### What you should do
Quote the records in full and leave their pictures out.

### Material for this exercise
★ ★ ★ ★ ★ ★ ★
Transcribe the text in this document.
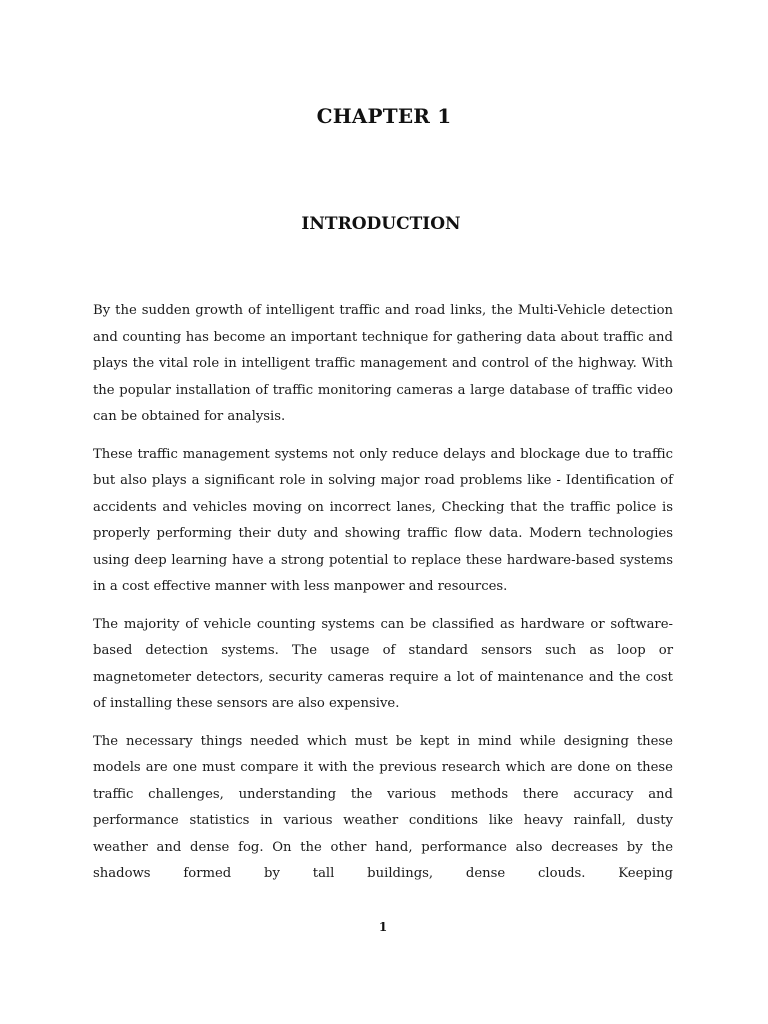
CHAPTER 1
INTRODUCTION

By the sudden growth of intelligent traffic and road links, the Multi-Vehicle detection and counting has become an important technique for gathering data about traffic and plays the vital role in intelligent traffic management and control of the highway. With the popular installation of traffic monitoring cameras a large database of traffic video can be obtained for analysis.

These traffic management systems not only reduce delays and blockage due to traffic but also plays a significant role in solving major road problems like - Identification of accidents and vehicles moving on incorrect lanes, Checking that the traffic police is properly performing their duty and showing traffic flow data. Modern technologies using deep learning have a strong potential to replace these hardware-based systems in a cost effective manner with less manpower and resources.

The majority of vehicle counting systems can be classified as hardware or software-based detection systems. The usage of standard sensors such as loop or magnetometer detectors, security cameras require a lot of maintenance and the cost of installing these sensors are also expensive.

The necessary things needed which must be kept in mind while designing these models are one must compare it with the previous research which are done on these traffic challenges, understanding the various methods there accuracy and performance statistics in various weather conditions like heavy rainfall, dusty weather and dense fog. On the other hand, performance also decreases by the shadows formed by tall buildings, dense clouds. Keeping

1
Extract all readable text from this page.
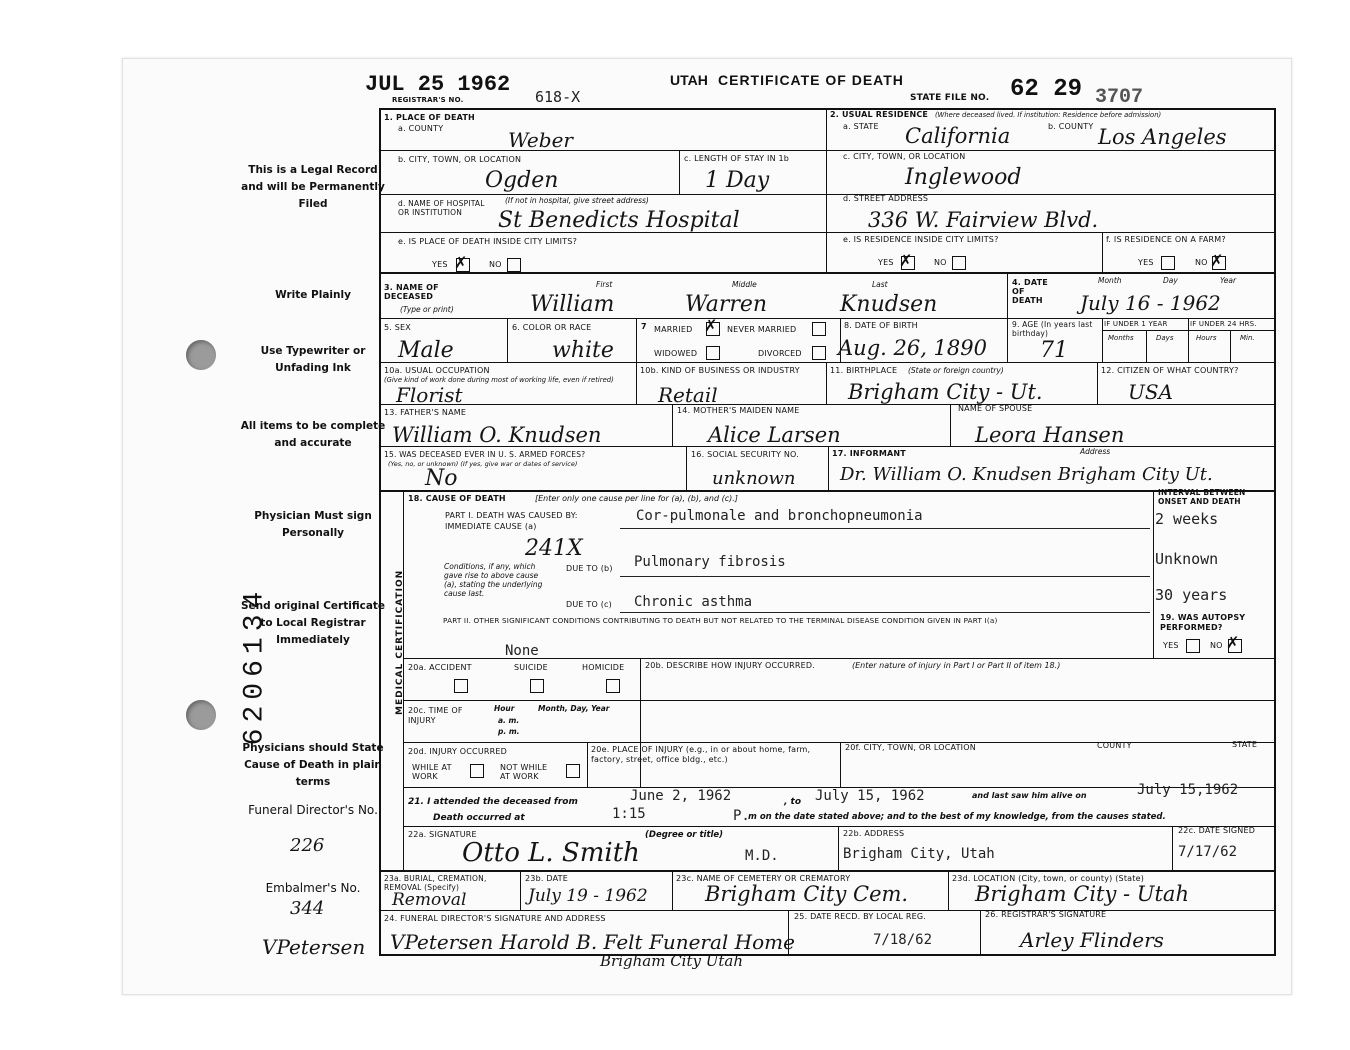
JUL 25 1962
REGISTRAR'S NO.	618-X
UTAH CERTIFICATE OF DEATH
STATE FILE NO. 62 29 3707
This is a Legal Record and will be Permanently Filed
Write Plainly
Use Typewriter or Unfading Ink
All items to be complete and accurate
Physician Must sign Personally
Send original Certificate to Local Registrar Immediately
Physicians should State Cause of Death in plain terms
Funeral Director's No.
226
Embalmer's No.
344
6206134
VPetersen
1. PLACE OF DEATH
a. COUNTY	Weber
2. USUAL RESIDENCE (Where deceased lived. If institution: Residence before admission)
a. STATE	b. COUNTY
California	Los Angeles
b. CITY, TOWN, OR LOCATION
Ogden
c. LENGTH OF STAY IN 1b
1 Day
c. CITY, TOWN, OR LOCATION
Inglewood
d. NAME OF HOSPITAL OR INSTITUTION
(If not in hospital, give street address)
St Benedicts Hospital
d. STREET ADDRESS
336 W. Fairview Blvd.
e. IS PLACE OF DEATH INSIDE CITY LIMITS?
YES ✗	NO
e. IS RESIDENCE INSIDE CITY LIMITS?
YES ✗	NO
f. IS RESIDENCE ON A FARM?
YES	NO ✗
3. NAME OF DECEASED
(Type or print)
First	Middle	Last
William	Warren	Knudsen
4. DATE OF DEATH
Month	Day	Year
July 16 - 1962
5. SEX
Male
6. COLOR OR RACE
white
7 MARRIED ✗ NEVER MARRIED
WIDOWED	DIVORCED
8. DATE OF BIRTH
Aug. 26, 1890
9. AGE (In years last birthday)
71
IF UNDER 1 YEAR	IF UNDER 24 HRS.
Months	Days	Hours	Min.
10a. USUAL OCCUPATION
(Give kind of work done during most of working life, even if retired)
Florist
10b. KIND OF BUSINESS OR INDUSTRY
Retail
11. BIRTHPLACE (State or foreign country)
Brigham City - Ut.
12. CITIZEN OF WHAT COUNTRY?
USA
13. FATHER'S NAME
William O. Knudsen
14. MOTHER'S MAIDEN NAME
Alice Larsen
NAME OF SPOUSE
Leora Hansen
15. WAS DECEASED EVER IN U. S. ARMED FORCES?
(Yes, no, or unknown) (If yes, give war or dates of service)
No
16. SOCIAL SECURITY NO.
unknown
17. INFORMANT	Address
Dr. William O. Knudsen Brigham City Ut.
MEDICAL CERTIFICATION
18. CAUSE OF DEATH	[Enter only one cause per line for (a), (b), and (c).]
PART I. DEATH WAS CAUSED BY: IMMEDIATE CAUSE (a)
Cor-pulmonale and bronchopneumonia
INTERVAL BETWEEN ONSET AND DEATH
2 weeks
241X
Conditions, if any, which gave rise to above cause (a), stating the underlying cause last.
DUE TO (b) Pulmonary fibrosis	Unknown
DUE TO (c) Chronic asthma	30 years
PART II. OTHER SIGNIFICANT CONDITIONS CONTRIBUTING TO DEATH BUT NOT RELATED TO THE TERMINAL DISEASE CONDITION GIVEN IN PART I(a)
None
19. WAS AUTOPSY PERFORMED?
YES	NO ✗
20a. ACCIDENT	SUICIDE	HOMICIDE	20b. DESCRIBE HOW INJURY OCCURRED.	(Enter nature of injury in Part I or Part II of item 18.)
20c. TIME OF INJURY
Hour	Month, Day, Year
a. m.
p. m.
20d. INJURY OCCURRED
WHILE AT WORK
NOT WHILE AT WORK
20e. PLACE OF INJURY (e.g., in or about home, farm, factory, street, office bldg., etc.)
20f. CITY, TOWN, OR LOCATION	COUNTY	STATE
21. I attended the deceased from	June 2, 1962	, to July 15, 1962	and last saw him alive on	July 15,1962
Death occurred at	1:15	P.
m on the date stated above; and to the best of my knowledge, from the causes stated.
22a. SIGNATURE	(Degree or title)
Otto L. Smith	M.D.
22b. ADDRESS
Brigham City, Utah
22c. DATE SIGNED
7/17/62
23a. BURIAL, CREMATION, REMOVAL (Specify)
Removal
23b. DATE
July 19 - 1962
23c. NAME OF CEMETERY OR CREMATORY
Brigham City Cem.
23d. LOCATION (City, town, or county) (State)
Brigham City - Utah
24. FUNERAL DIRECTOR'S SIGNATURE AND ADDRESS
VPetersen Harold B. Felt Funeral Home
Brigham City Utah
25. DATE RECD. BY LOCAL REG.
7/18/62
26. REGISTRAR'S SIGNATURE
Arley Flinders
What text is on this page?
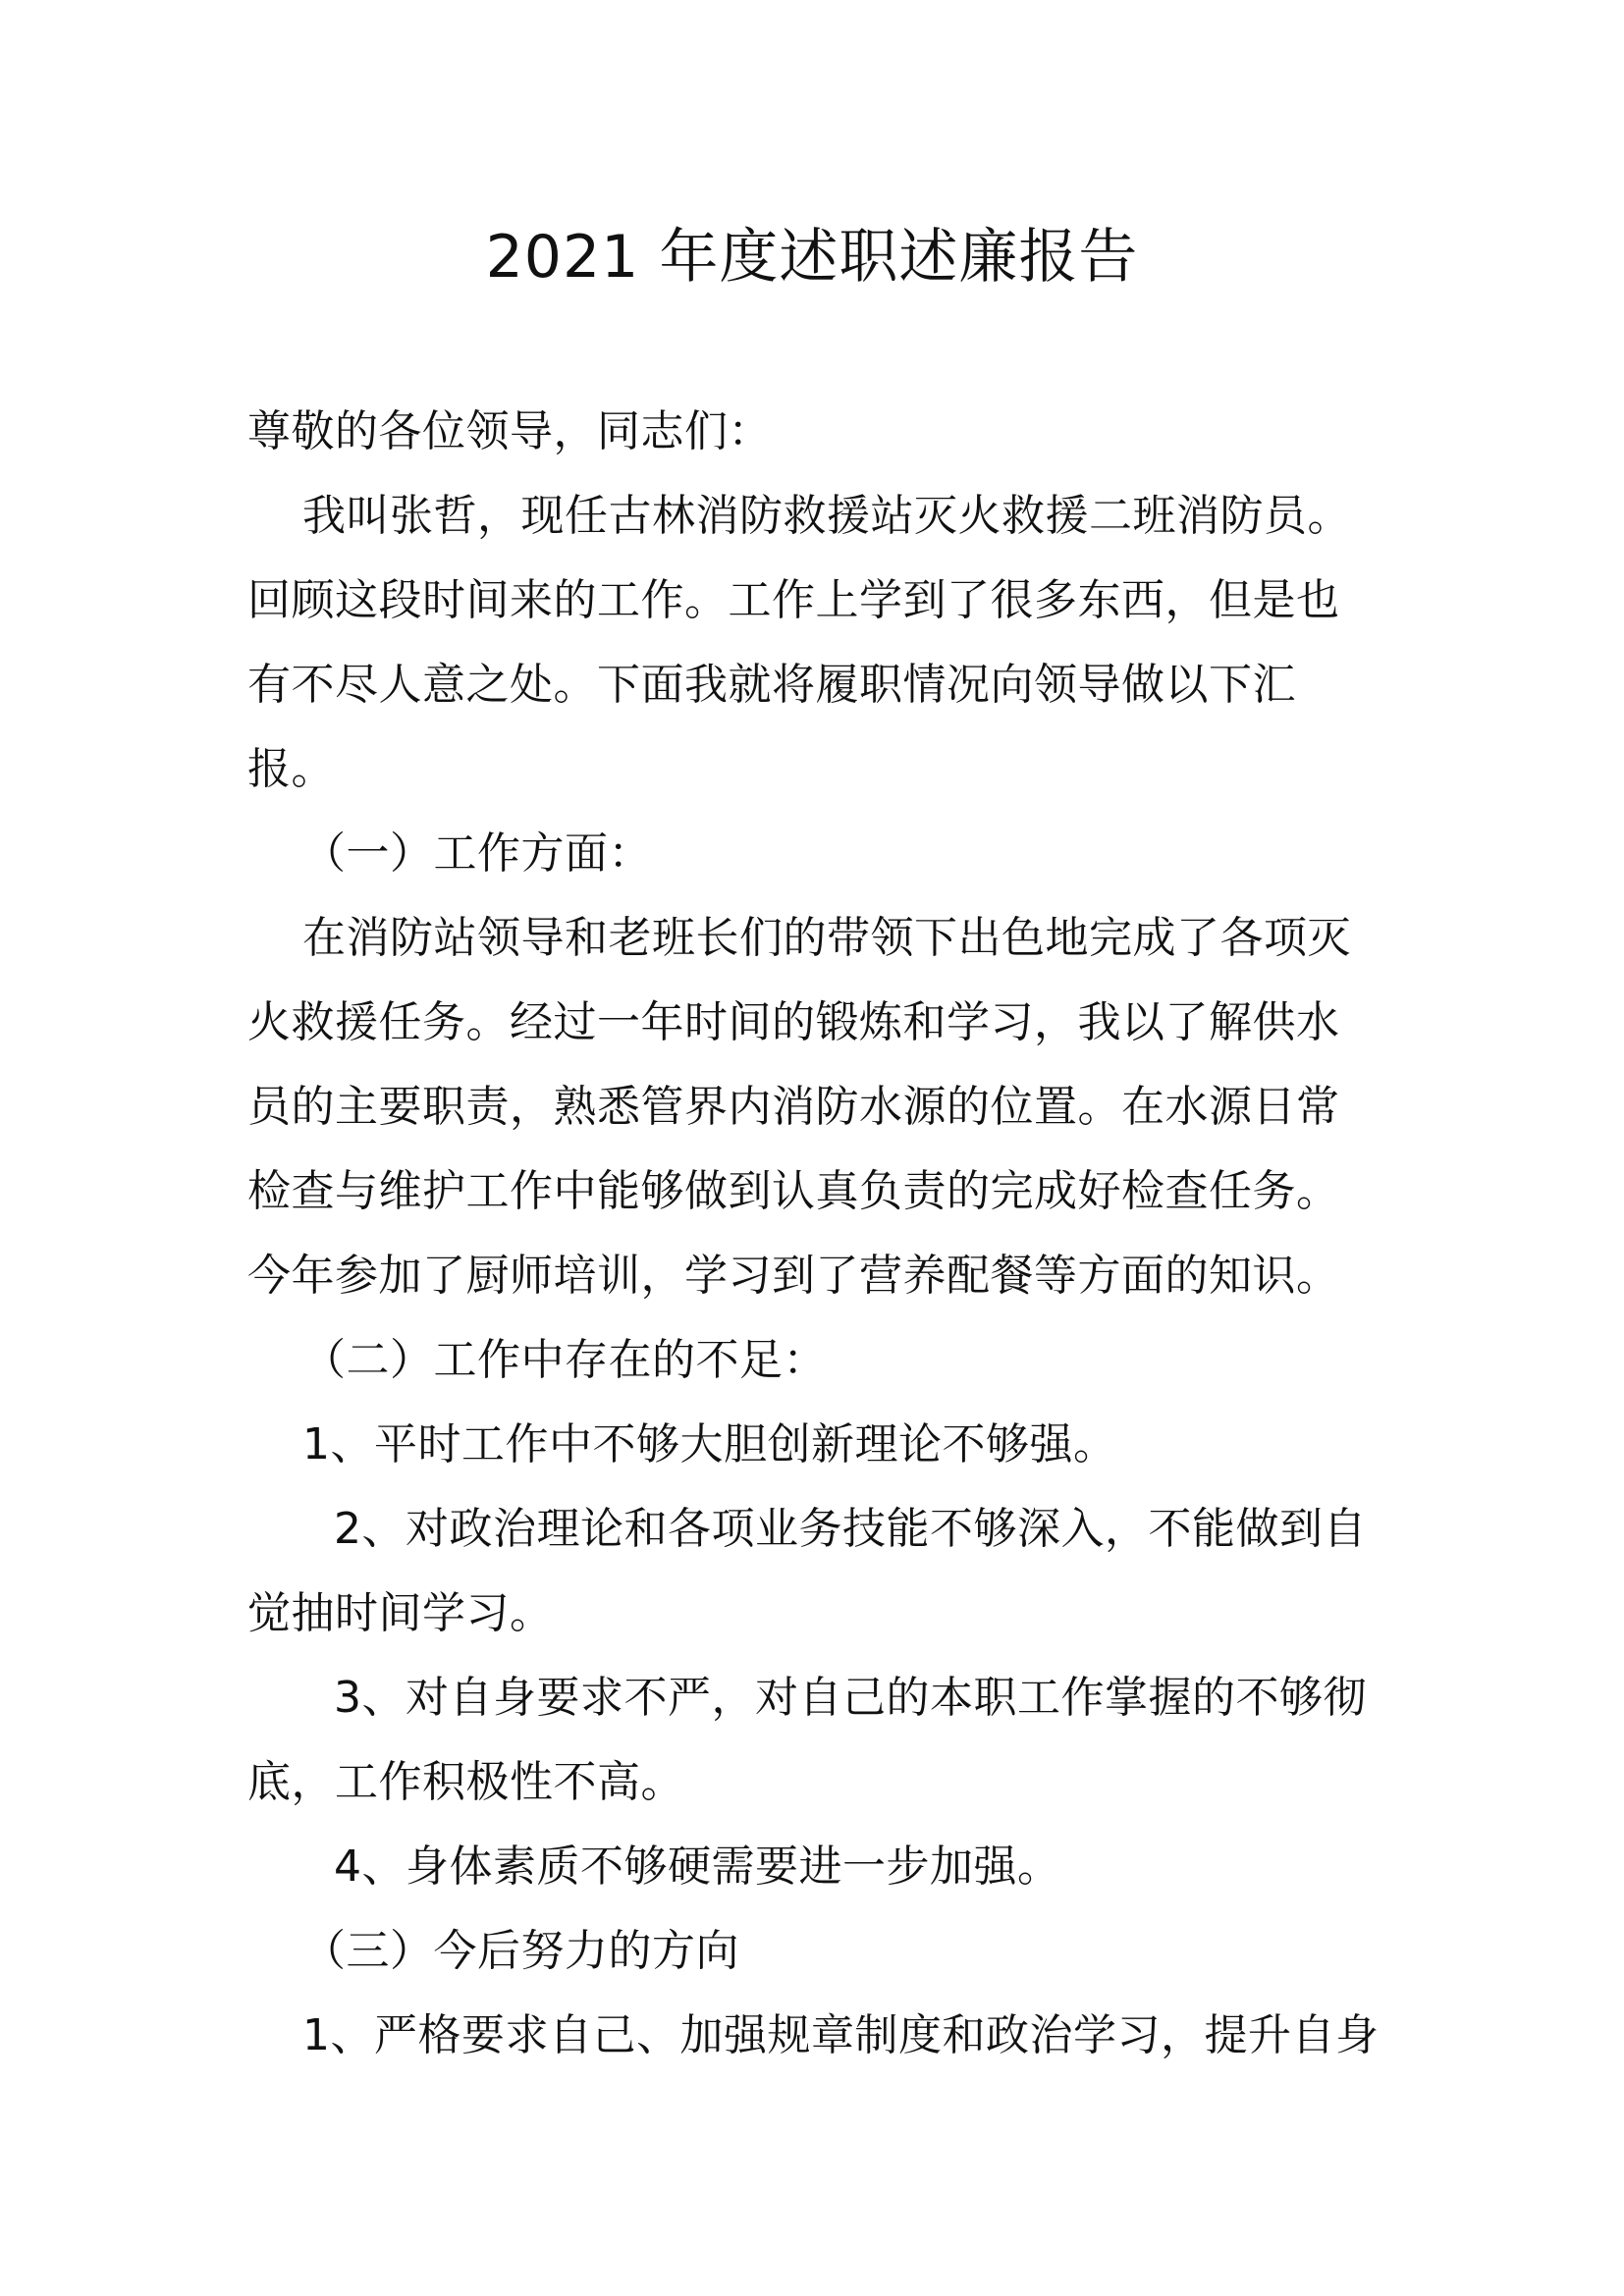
2021 年度述职述廉报告
尊敬的各位领导，同志们：
我叫张哲，现任古林消防救援站灭火救援二班消防员。
回顾这段时间来的工作。工作上学到了很多东西，但是也
有不尽人意之处。下面我就将履职情况向领导做以下汇
报。
（一）工作方面：
在消防站领导和老班长们的带领下出色地完成了各项灭
火救援任务。经过一年时间的锻炼和学习，我以了解供水
员的主要职责，熟悉管界内消防水源的位置。在水源日常
检查与维护工作中能够做到认真负责的完成好检查任务。
今年参加了厨师培训，学习到了营养配餐等方面的知识。
（二）工作中存在的不足：
1、平时工作中不够大胆创新理论不够强。
2、对政治理论和各项业务技能不够深入，不能做到自
觉抽时间学习。
3、对自身要求不严，对自己的本职工作掌握的不够彻
底，工作积极性不高。
4、身体素质不够硬需要进一步加强。
（三）今后努力的方向
1、严格要求自己、加强规章制度和政治学习，提升自身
★ ★ ★ ★ ★ ★ ★
### Answer in full
Transcribe the text in this document.
CHAPTER 1
INTRODUCTION

By the sudden growth of intelligent traffic and road links, the Multi-Vehicle detection and counting has become an important technique for gathering data about traffic and plays the vital role in intelligent traffic management and control of the highway. With the popular installation of traffic monitoring cameras a large database of traffic video can be obtained for analysis.

These traffic management systems not only reduce delays and blockage due to traffic but also plays a significant role in solving major road problems like - Identification of accidents and vehicles moving on incorrect lanes, Checking that the traffic police is properly performing their duty and showing traffic flow data. Modern technologies using deep learning have a strong potential to replace these hardware-based systems in a cost effective manner with less manpower and resources.

The majority of vehicle counting systems can be classified as hardware or software-based detection systems. The usage of standard sensors such as loop or magnetometer detectors, security cameras require a lot of maintenance and the cost of installing these sensors are also expensive.

The necessary things needed which must be kept in mind while designing these models are one must compare it with the previous research which are done on these traffic challenges, understanding the various methods there accuracy and performance statistics in various weather conditions like heavy rainfall, dusty weather and dense fog. On the other hand, performance also decreases by the shadows formed by tall buildings, dense clouds. Keeping

1
Extract all readable text from this page.
JUL 25 1962
REGISTRAR'S NO.	618-X
UTAH CERTIFICATE OF DEATH
STATE FILE NO. 62 29 3707
This is a Legal Record and will be Permanently Filed
Write Plainly
Use Typewriter or Unfading Ink
All items to be complete and accurate
Physician Must sign Personally
Send original Certificate to Local Registrar Immediately
Physicians should State Cause of Death in plain terms
Funeral Director's No.
226
Embalmer's No.
344
6206134
VPetersen
1. PLACE OF DEATH
a. COUNTY	Weber
2. USUAL RESIDENCE (Where deceased lived. If institution: Residence before admission)
a. STATE	b. COUNTY
California	Los Angeles
b. CITY, TOWN, OR LOCATION
Ogden
c. LENGTH OF STAY IN 1b
1 Day
c. CITY, TOWN, OR LOCATION
Inglewood
d. NAME OF HOSPITAL OR INSTITUTION
(If not in hospital, give street address)
St Benedicts Hospital
d. STREET ADDRESS
336 W. Fairview Blvd.
e. IS PLACE OF DEATH INSIDE CITY LIMITS?
YES ✗	NO
e. IS RESIDENCE INSIDE CITY LIMITS?
YES ✗	NO
f. IS RESIDENCE ON A FARM?
YES	NO ✗
3. NAME OF DECEASED
(Type or print)
First	Middle	Last
William	Warren	Knudsen
4. DATE OF DEATH
Month	Day	Year
July 16 - 1962
5. SEX
Male
6. COLOR OR RACE
white
7 MARRIED ✗ NEVER MARRIED
WIDOWED	DIVORCED
8. DATE OF BIRTH
Aug. 26, 1890
9. AGE (In years last birthday)
71
IF UNDER 1 YEAR	IF UNDER 24 HRS.
Months	Days	Hours	Min.
10a. USUAL OCCUPATION
(Give kind of work done during most of working life, even if retired)
Florist
10b. KIND OF BUSINESS OR INDUSTRY
Retail
11. BIRTHPLACE (State or foreign country)
Brigham City - Ut.
12. CITIZEN OF WHAT COUNTRY?
USA
13. FATHER'S NAME
William O. Knudsen
14. MOTHER'S MAIDEN NAME
Alice Larsen
NAME OF SPOUSE
Leora Hansen
15. WAS DECEASED EVER IN U. S. ARMED FORCES?
(Yes, no, or unknown) (If yes, give war or dates of service)
No
16. SOCIAL SECURITY NO.
unknown
17. INFORMANT	Address
Dr. William O. Knudsen Brigham City Ut.
MEDICAL CERTIFICATION
18. CAUSE OF DEATH	[Enter only one cause per line for (a), (b), and (c).]
PART I. DEATH WAS CAUSED BY: IMMEDIATE CAUSE (a)
Cor-pulmonale and bronchopneumonia
INTERVAL BETWEEN ONSET AND DEATH
2 weeks
241X
Conditions, if any, which gave rise to above cause (a), stating the underlying cause last.
DUE TO (b) Pulmonary fibrosis	Unknown
DUE TO (c) Chronic asthma	30 years
PART II. OTHER SIGNIFICANT CONDITIONS CONTRIBUTING TO DEATH BUT NOT RELATED TO THE TERMINAL DISEASE CONDITION GIVEN IN PART I(a)
None
19. WAS AUTOPSY PERFORMED?
YES	NO ✗
20a. ACCIDENT	SUICIDE	HOMICIDE	20b. DESCRIBE HOW INJURY OCCURRED.	(Enter nature of injury in Part I or Part II of item 18.)
20c. TIME OF INJURY
Hour	Month, Day, Year
a. m.
p. m.
20d. INJURY OCCURRED
WHILE AT WORK
NOT WHILE AT WORK
20e. PLACE OF INJURY (e.g., in or about home, farm, factory, street, office bldg., etc.)
20f. CITY, TOWN, OR LOCATION	COUNTY	STATE
21. I attended the deceased from	June 2, 1962	, to July 15, 1962	and last saw him alive on	July 15,1962
Death occurred at	1:15	P.
m on the date stated above; and to the best of my knowledge, from the causes stated.
22a. SIGNATURE	(Degree or title)
Otto L. Smith	M.D.
22b. ADDRESS
Brigham City, Utah
22c. DATE SIGNED
7/17/62
23a. BURIAL, CREMATION, REMOVAL (Specify)
Removal
23b. DATE
July 19 - 1962
23c. NAME OF CEMETERY OR CREMATORY
Brigham City Cem.
23d. LOCATION (City, town, or county) (State)
Brigham City - Utah
24. FUNERAL DIRECTOR'S SIGNATURE AND ADDRESS
VPetersen Harold B. Felt Funeral Home
Brigham City Utah
25. DATE RECD. BY LOCAL REG.
7/18/62
26. REGISTRAR'S SIGNATURE
Arley Flinders
What text is on this page?
2021 年度述职述廉报告
尊敬的各位领导，同志们：
我叫张哲，现任古林消防救援站灭火救援二班消防员。
回顾这段时间来的工作。工作上学到了很多东西，但是也
有不尽人意之处。下面我就将履职情况向领导做以下汇
报。
（一）工作方面：
在消防站领导和老班长们的带领下出色地完成了各项灭
火救援任务。经过一年时间的锻炼和学习，我以了解供水
员的主要职责，熟悉管界内消防水源的位置。在水源日常
检查与维护工作中能够做到认真负责的完成好检查任务。
今年参加了厨师培训，学习到了营养配餐等方面的知识。
（二）工作中存在的不足：
1、平时工作中不够大胆创新理论不够强。
2、对政治理论和各项业务技能不够深入，不能做到自
觉抽时间学习。
3、对自身要求不严，对自己的本职工作掌握的不够彻
底，工作积极性不高。
4、身体素质不够硬需要进一步加强。
（三）今后努力的方向
1、严格要求自己、加强规章制度和政治学习，提升自身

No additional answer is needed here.